• TASK REQUIREMENTS: Filter the records for lines holding the string "生产资料出厂价格涨跌幅".
BEGIN MATERIAL SHOWN
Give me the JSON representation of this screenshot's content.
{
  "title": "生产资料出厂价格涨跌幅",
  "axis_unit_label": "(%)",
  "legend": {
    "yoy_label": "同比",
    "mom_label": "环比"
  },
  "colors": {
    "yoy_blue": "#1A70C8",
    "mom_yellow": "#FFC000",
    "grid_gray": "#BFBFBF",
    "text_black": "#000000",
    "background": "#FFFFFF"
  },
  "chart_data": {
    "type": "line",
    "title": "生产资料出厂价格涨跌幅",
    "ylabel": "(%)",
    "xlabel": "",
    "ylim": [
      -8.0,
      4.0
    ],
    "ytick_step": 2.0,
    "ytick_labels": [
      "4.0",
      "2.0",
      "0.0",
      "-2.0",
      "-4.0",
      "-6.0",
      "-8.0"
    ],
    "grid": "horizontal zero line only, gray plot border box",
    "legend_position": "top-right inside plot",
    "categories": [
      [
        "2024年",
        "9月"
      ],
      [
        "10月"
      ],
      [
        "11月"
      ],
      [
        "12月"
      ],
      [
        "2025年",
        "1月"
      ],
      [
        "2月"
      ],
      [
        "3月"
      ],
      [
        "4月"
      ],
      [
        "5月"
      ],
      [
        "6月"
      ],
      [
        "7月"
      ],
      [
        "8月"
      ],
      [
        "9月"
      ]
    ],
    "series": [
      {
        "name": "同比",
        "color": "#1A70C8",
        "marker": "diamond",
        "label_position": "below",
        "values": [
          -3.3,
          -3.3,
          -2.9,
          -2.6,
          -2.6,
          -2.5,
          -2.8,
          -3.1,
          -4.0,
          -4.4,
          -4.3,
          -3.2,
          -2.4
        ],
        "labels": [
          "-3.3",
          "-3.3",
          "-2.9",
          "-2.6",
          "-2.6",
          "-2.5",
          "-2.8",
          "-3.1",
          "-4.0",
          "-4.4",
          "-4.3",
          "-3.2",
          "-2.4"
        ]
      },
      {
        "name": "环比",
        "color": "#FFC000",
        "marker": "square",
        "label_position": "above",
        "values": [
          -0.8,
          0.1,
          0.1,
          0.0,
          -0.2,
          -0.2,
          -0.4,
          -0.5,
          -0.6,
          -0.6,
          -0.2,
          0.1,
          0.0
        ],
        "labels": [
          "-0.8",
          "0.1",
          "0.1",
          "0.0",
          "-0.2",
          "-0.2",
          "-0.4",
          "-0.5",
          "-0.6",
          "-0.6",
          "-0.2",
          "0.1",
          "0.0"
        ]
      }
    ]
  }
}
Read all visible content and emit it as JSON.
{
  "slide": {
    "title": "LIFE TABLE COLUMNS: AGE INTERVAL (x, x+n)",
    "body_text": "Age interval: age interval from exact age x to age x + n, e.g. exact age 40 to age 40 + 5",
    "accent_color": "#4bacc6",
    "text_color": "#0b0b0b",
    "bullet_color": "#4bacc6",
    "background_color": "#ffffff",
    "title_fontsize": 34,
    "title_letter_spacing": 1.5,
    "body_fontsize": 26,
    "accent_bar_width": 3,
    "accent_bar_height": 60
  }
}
END MATERIAL SHOWN
• FULL SOLUTION:
  "title": "生产资料出厂价格涨跌幅",
    "title": "生产资料出厂价格涨跌幅",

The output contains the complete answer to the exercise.